Look through the lines and report how many include the word "save", giving nothing but the number.

+++

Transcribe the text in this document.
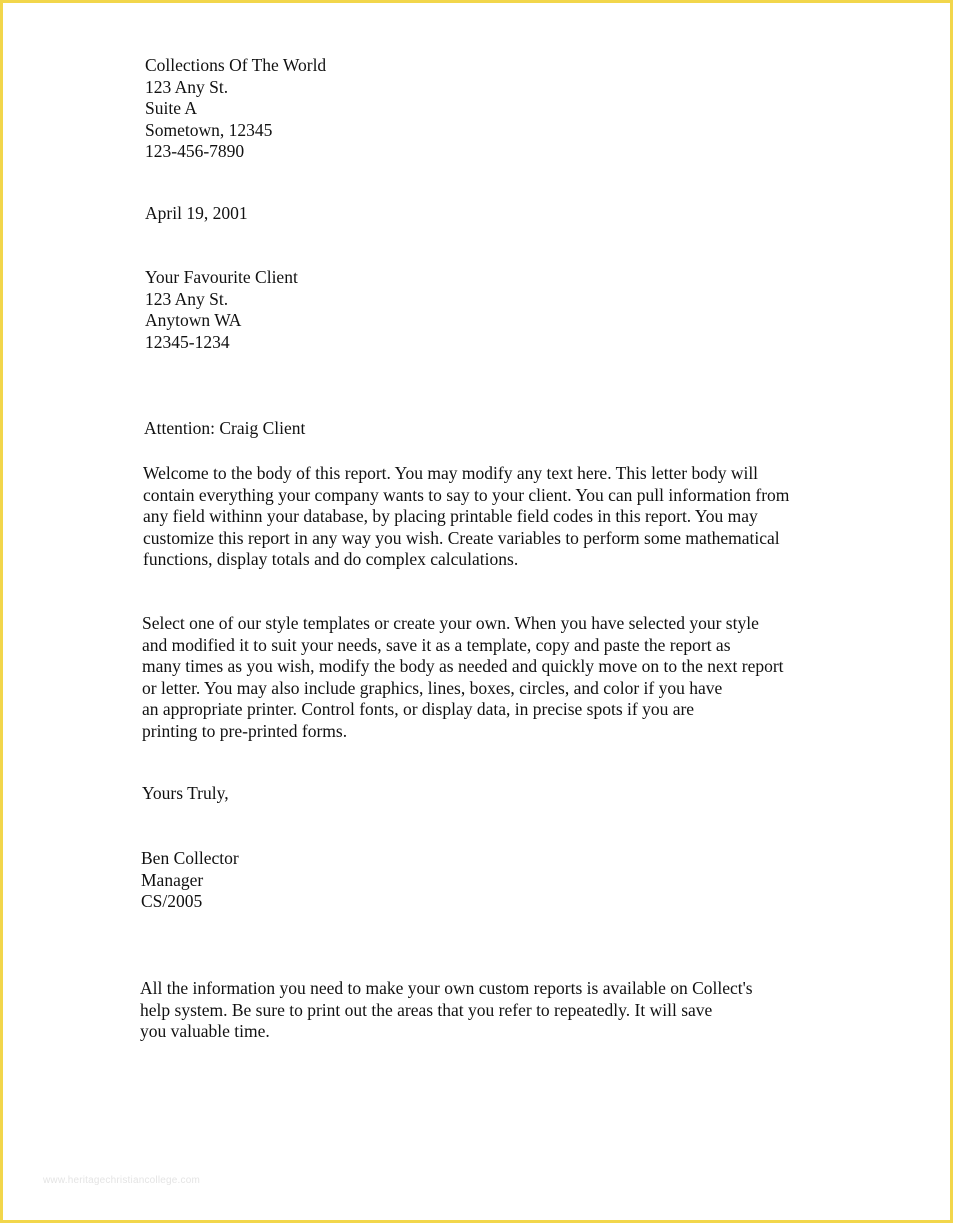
Collections Of The World
123 Any St.
Suite A
Sometown, 12345
123-456-7890
April 19, 2001
Your Favourite Client
123 Any St.
Anytown WA
12345-1234
Attention: Craig Client
Welcome to the body of this report. You may modify any text here. This letter body will
contain everything your company wants to say to your client. You can pull information from
any field withinn your database, by placing printable field codes in this report. You may
customize this report in any way you wish. Create variables to perform some mathematical
functions, display totals and do complex calculations.
Select one of our style templates or create your own. When you have selected your style
and modified it to suit your needs, save it as a template, copy and paste the report as
many times as you wish, modify the body as needed and quickly move on to the next report
or letter. You may also include graphics, lines, boxes, circles, and color if you have
an appropriate printer. Control fonts, or display data, in precise spots if you are
printing to pre-printed forms.
Yours Truly,
Ben Collector
Manager
CS/2005
All the information you need to make your own custom reports is available on Collect's
help system. Be sure to print out the areas that you refer to repeatedly. It will save
you valuable time.
www.heritagechristiancollege.com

+++

# [WRITTEN RESPONSE]
2